> [Text passage]
## start
I am trying to identify the best way to run a one-way Anova on a complex survey design. After perusing Lumley's Survey package documentation, I am none the wiser.
The survey::anova function is meant to 'Fit and compare hierarchical loglinear models for complex survey data', which is not what I am doing.
What I am trying to do I have collected data about one categorical independent variable [3 levels] and one quantitative dependent variable. I want to use ANOVA to check if the dependent variable changes according to the level of the independent variable.
Here is an example of my process:
Load Survey package and create complex survey design object
library(survey)
df <- data.frame(sex = c('F', 'O', NA, 'M', 'M', 'O', 'F', 'F'),
married = c(1,1,1,1,0,0,1,1),
pens = c(0, 1, 1, NA, 1, 1, 0, 0),
weight = c(1.12, 0.55, 1.1, 0.6, 0.23, 0.23, 0.66, 0.67))
svy_design <- svydesign(ids=~1, data=df, weights=~weight)
Borrowing from this post over here,
summary(aov(weight~sex,data = svy_design))
However I got an error saying:
Error in h(simpleError(msg, call)) :
error in evaluating the argument 'object' in selecting a method for function 'summary': object 'api00' not foun
That same post has an answer/explanation with a case against using anova:
According to the main statistician of our institute there is no easy implementation of this kind of analysis in any common modeling environment. The reason for that is that ANOVA and ANCOVA are linear models that where not further developed after the emergence of General Linear Models (later Generalized linear models - GLMs) in the 70's. A normal linear regression model yields practically the same results as an ANOVA, but is much more flexible regarding variable choice. Since weighting methods exist for GLMs (see survey package in R) there is no real need to develop methods to weight for stratified sampling design in ANOVA... simply use a GLM instead.
## end
> [Requirement 1] Can you revise the part of the records that opens with the line containing "Extract all elements" and closes with the line containing "white-move[interactable]: 43-39 xyxy=(705,231,920,250)", swapping "white-move" for "white-turn" and leaving everything else as it is? Omit the pictures from your answer.
> [Requirement 2] Could you pick up the post about running a one-way ANOVA on complex survey data and carry it on from its final sentence?
The post about survey ANOVA and the records come from separate, unrelated sources.

> [Record list]
## start
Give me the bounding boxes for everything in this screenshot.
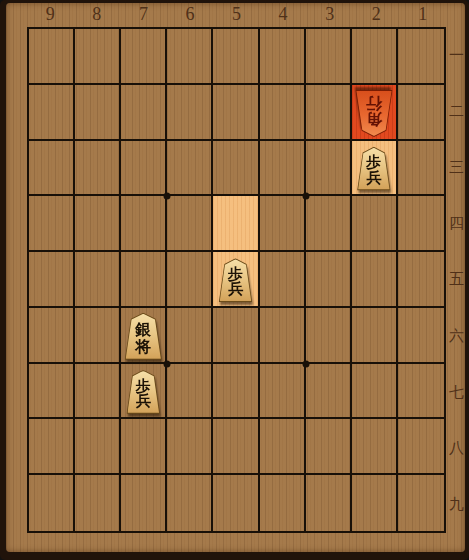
## end
## start
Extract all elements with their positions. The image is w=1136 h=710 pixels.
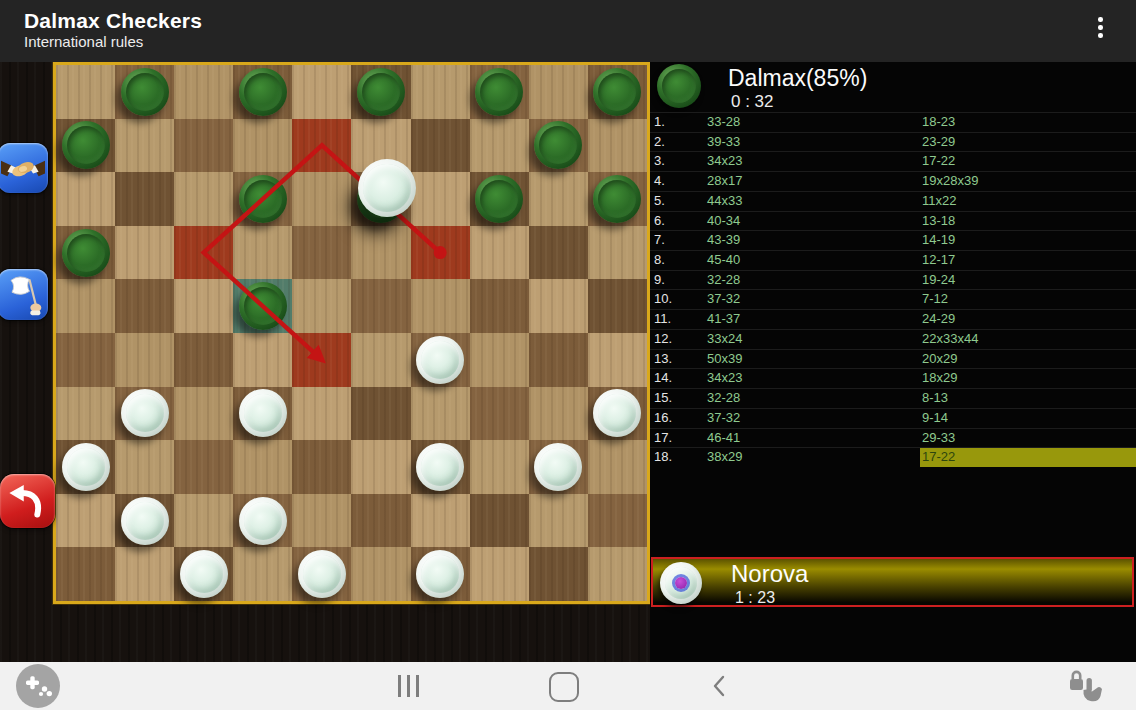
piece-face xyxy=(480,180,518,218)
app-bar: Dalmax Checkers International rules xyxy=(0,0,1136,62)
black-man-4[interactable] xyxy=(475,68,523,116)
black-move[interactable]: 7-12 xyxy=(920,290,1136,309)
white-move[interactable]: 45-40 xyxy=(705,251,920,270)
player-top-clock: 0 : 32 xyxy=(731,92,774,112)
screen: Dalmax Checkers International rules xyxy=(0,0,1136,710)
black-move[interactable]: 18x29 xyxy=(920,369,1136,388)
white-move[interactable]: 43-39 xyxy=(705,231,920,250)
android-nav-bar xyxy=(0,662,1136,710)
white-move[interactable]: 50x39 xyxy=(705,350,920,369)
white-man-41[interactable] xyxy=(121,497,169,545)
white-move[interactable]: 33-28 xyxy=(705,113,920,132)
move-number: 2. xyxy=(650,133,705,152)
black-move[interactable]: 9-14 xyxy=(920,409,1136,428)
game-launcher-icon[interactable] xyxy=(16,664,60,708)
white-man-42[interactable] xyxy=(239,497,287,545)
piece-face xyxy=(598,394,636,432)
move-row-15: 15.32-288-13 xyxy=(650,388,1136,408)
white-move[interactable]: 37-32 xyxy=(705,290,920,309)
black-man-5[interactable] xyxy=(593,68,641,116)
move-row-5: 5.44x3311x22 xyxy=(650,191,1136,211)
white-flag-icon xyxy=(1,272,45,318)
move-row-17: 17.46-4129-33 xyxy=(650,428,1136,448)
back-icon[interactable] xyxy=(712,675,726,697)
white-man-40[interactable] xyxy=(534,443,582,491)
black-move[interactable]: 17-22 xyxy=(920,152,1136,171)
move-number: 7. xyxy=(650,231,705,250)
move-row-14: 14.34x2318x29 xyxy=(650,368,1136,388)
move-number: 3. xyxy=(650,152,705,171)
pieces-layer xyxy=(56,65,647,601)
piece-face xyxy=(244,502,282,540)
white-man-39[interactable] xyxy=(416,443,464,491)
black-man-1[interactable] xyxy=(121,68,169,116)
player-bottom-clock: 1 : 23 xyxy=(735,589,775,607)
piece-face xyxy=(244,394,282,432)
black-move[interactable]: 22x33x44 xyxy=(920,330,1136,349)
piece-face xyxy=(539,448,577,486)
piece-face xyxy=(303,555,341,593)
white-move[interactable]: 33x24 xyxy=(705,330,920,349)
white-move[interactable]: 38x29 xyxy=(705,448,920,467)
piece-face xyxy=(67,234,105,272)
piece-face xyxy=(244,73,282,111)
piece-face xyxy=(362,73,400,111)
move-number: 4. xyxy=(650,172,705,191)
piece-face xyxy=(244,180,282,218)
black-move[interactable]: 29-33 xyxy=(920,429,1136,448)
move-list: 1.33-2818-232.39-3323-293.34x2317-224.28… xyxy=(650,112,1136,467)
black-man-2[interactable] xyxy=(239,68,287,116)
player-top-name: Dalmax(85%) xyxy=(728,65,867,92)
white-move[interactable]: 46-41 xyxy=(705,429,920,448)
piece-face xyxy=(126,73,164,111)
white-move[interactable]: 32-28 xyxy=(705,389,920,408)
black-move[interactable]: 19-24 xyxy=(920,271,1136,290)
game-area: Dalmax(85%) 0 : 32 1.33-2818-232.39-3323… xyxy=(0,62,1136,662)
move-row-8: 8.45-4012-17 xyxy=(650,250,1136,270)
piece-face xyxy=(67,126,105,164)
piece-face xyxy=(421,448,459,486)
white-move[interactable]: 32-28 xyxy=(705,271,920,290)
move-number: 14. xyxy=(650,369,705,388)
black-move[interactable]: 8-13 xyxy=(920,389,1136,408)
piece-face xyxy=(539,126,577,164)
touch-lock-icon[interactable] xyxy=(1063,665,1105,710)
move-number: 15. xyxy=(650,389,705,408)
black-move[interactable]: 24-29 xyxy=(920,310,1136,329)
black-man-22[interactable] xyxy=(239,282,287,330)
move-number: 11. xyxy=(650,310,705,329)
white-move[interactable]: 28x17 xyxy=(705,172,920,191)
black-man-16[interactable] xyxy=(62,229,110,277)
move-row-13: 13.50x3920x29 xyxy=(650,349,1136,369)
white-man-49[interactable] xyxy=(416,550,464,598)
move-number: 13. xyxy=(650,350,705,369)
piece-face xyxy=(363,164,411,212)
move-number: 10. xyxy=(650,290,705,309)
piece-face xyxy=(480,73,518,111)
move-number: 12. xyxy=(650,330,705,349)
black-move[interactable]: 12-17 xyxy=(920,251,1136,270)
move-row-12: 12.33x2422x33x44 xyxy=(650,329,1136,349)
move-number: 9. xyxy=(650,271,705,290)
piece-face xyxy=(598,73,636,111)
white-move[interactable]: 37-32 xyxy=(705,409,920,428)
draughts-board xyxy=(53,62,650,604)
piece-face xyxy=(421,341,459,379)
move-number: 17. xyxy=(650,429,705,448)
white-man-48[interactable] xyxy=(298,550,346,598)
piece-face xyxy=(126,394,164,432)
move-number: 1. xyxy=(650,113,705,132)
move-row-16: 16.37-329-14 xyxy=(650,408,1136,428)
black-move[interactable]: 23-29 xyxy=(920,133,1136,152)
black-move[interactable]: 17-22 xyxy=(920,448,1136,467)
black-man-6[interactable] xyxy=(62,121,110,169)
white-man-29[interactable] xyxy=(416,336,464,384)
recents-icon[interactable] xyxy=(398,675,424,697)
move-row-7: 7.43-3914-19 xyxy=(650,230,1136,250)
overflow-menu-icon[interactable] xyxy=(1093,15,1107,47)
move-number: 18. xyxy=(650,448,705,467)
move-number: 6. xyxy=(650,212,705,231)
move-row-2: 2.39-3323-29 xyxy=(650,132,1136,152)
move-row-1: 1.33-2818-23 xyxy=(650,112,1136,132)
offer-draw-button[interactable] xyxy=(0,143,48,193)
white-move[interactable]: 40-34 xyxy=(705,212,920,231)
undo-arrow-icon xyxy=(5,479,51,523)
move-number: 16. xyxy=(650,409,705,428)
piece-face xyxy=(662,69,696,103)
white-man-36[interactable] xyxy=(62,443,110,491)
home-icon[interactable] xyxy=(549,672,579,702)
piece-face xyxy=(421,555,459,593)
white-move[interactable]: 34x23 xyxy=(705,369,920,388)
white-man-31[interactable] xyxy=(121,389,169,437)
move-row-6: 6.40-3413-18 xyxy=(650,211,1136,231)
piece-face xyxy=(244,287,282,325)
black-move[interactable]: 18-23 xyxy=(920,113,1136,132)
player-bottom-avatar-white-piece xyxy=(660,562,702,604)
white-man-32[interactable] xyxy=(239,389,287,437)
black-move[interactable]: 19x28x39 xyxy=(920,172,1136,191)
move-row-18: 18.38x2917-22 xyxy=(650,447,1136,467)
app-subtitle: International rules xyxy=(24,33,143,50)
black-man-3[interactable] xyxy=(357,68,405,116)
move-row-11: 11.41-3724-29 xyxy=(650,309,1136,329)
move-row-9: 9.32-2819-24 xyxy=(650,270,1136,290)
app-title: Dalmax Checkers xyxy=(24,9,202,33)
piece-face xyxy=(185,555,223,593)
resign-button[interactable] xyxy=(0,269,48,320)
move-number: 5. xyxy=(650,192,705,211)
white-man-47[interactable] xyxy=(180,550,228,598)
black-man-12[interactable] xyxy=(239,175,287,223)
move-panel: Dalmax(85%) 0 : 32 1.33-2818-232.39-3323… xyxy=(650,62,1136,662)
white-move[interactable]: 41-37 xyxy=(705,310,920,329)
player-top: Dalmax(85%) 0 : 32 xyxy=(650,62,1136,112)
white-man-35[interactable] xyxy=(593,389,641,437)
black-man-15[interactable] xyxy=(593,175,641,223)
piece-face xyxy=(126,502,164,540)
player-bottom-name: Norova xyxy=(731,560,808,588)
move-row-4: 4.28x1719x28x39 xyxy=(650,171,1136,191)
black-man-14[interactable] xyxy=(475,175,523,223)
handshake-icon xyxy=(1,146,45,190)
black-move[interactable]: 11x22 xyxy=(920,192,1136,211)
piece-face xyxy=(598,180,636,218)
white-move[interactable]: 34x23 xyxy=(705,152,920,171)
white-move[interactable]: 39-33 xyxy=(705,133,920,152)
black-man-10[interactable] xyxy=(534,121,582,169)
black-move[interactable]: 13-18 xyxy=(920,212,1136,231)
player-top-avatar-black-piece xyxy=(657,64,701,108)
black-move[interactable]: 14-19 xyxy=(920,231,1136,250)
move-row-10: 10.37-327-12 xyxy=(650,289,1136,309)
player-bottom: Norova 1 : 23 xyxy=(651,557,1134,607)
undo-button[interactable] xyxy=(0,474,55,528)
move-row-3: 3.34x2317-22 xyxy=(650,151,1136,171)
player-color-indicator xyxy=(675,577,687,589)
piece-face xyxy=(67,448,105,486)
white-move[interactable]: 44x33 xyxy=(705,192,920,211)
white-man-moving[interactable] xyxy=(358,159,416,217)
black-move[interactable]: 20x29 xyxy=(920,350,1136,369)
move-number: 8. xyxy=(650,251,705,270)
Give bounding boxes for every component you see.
## end
## start
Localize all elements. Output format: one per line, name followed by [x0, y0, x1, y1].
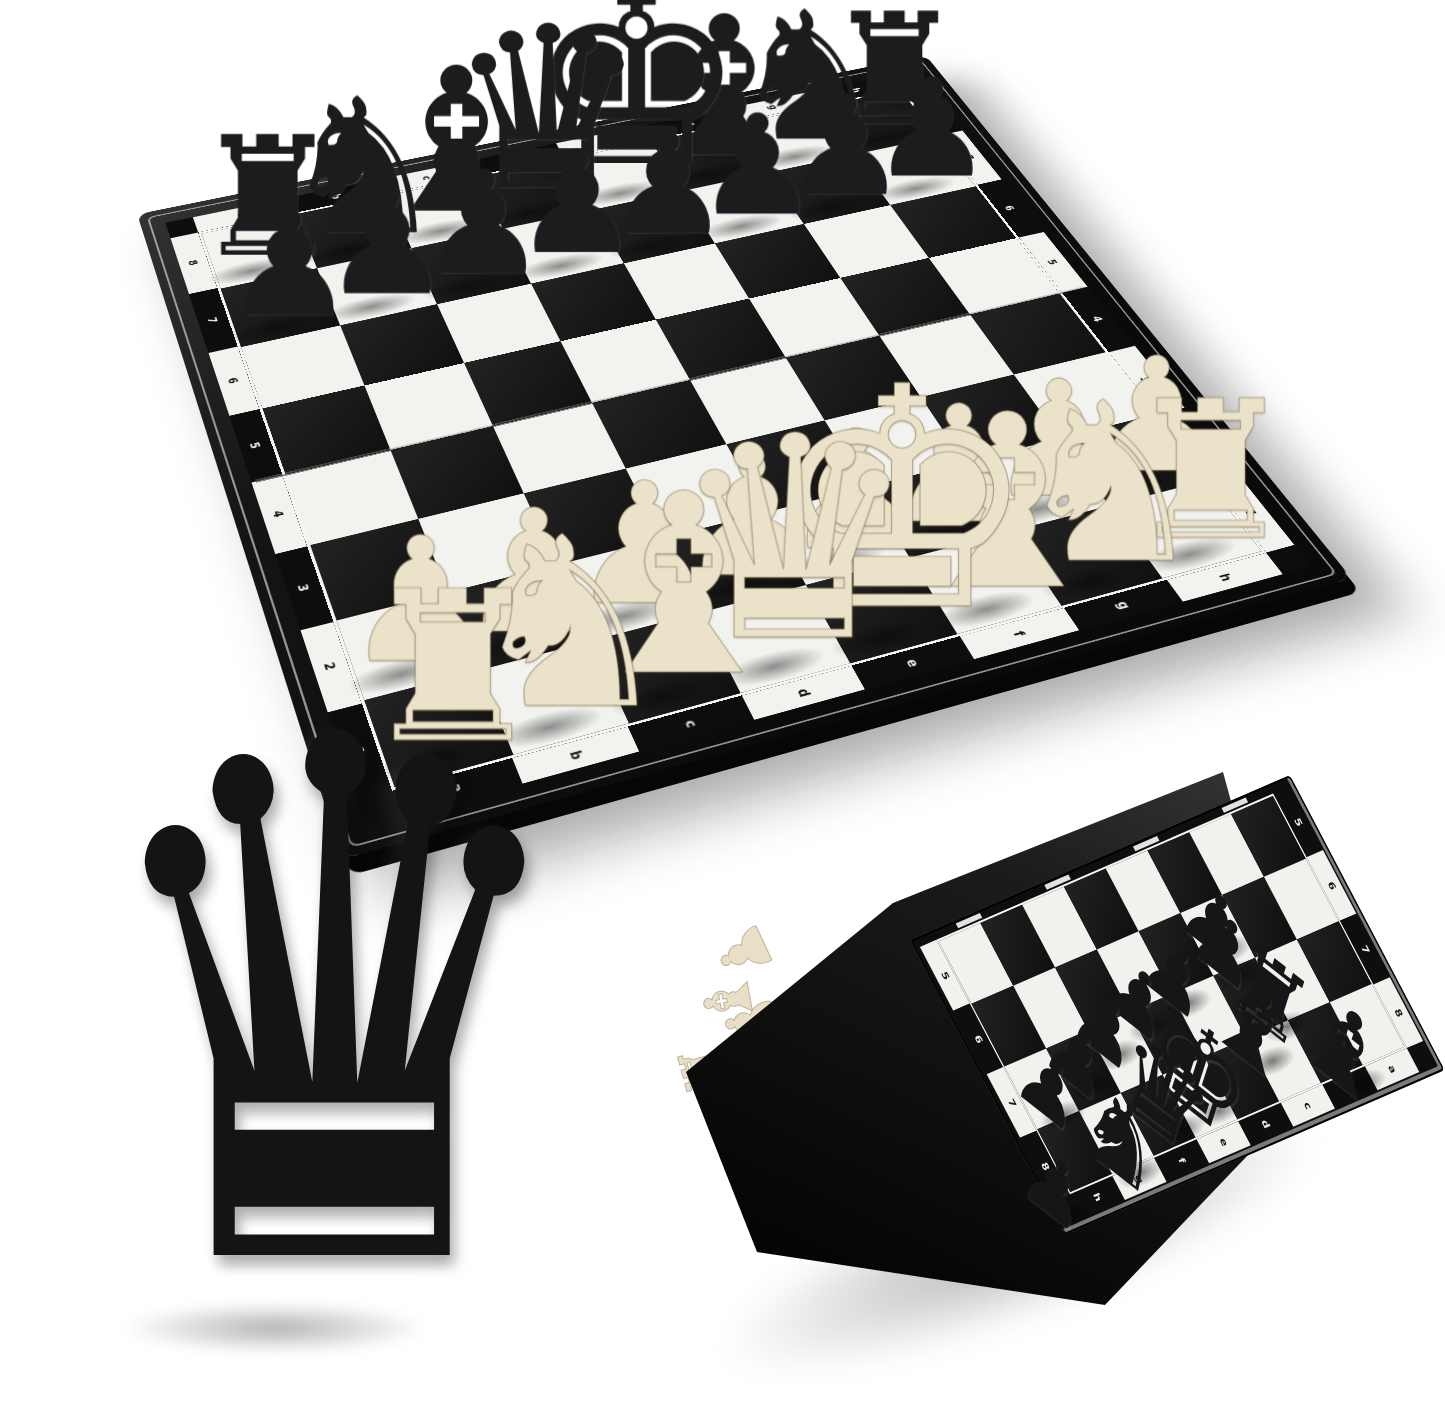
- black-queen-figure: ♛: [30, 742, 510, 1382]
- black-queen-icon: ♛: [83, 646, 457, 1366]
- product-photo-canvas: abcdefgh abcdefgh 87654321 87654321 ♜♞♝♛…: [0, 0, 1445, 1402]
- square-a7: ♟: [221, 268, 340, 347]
## end
> [Answer 1]
Extract all elements with their positions. The image is w=1136 h=710 pixels.
piece-face xyxy=(480,180,518,218)
app-bar: Dalmax Checkers International rules xyxy=(0,0,1136,62)
black-man-4[interactable] xyxy=(475,68,523,116)
black-move[interactable]: 7-12 xyxy=(920,290,1136,309)
white-turn[interactable]: 45-40 xyxy=(705,251,920,270)
player-top-clock: 0 : 32 xyxy=(731,92,774,112)
screen: Dalmax Checkers International rules xyxy=(0,0,1136,710)
black-move[interactable]: 18x29 xyxy=(920,369,1136,388)
white-turn[interactable]: 43-39 xyxy=(705,231,920,250)

> [Answer 2]
summary(svyglm(weight~sex,svy_design))
I got this output:
call:
svyglm(formula = weight ~ sex, design = svy_design)
Survey design:
svydesign(ids = ~1, data = df, weights = ~weight)
Coefficients:
Estimate Std. Error t value Pr(>|t|)
(Intercept) 0.8730 0.1478 5.905 0.00412 **
sexM -0.3756 0.1855 -2.024 0.11292
sexO -0.4174 0.1788 -2.334 0.07989 .
---
Signif. codes: 0 ‘***’ 0.001 ‘**’ 0.01 ‘*’ 0.05 ‘.’ 0.1 ‘ ’ 1
(Dispersion parameter for gaussian family taken to be 0.04270091)
Number of Fisher Scoring iterations: 2
I am a far cry from a stats buff, please do explain in the simplest possible terms. Thank you!!
There is no such function as survey::aov
, so you can't use it to accomplish your goal. Your code uses stats::aov
You can use survey::svyglm
. I will use one of the examples from the package, so I can actually run the code
> model<-svyglm(api00~stype, design=dclus2)
> summary(model)
Call:
svyglm(formula = api00 ~ stype, design = dclus2)
Survey design:
dclus2<-svydesign(id=~dnum+snum, weights=~pw, data=apiclus2)
Coefficients:
Estimate Std. Error t value Pr(>|t|)
(Intercept) 692.81 30.28 22.878 < 2e-16 ***
stypeH -94.47 27.66 -3.415 0.00156 **
stypeM -50.46 23.01 -2.193 0.03466 *
---
Signif. codes: 0 ‘***’ 0.001 ‘**’ 0.01 ‘*’ 0.05 ‘.’ 0.1 ‘ ’ 1
(Dispersion parameter for gaussian family taken to be 17528.44)
Number of Fisher Scoring iterations: 2
There are three school types, E
, M
, and H
. The two coefficients here estimate differences between the mean of E
and the means of the other two groups and the $p$-values test the hypotheses that H
and E
have the same mean and that M
and E
have the same mean.
If you want an overall test for the difference in means among the three groups you can use the regTermTest
function, which tests a term or set of terms in the model, eg,
> regTermTest(model,~stype)
Wald test for stype
in svyglm(formula = api00 ~ stype, design = dclus2)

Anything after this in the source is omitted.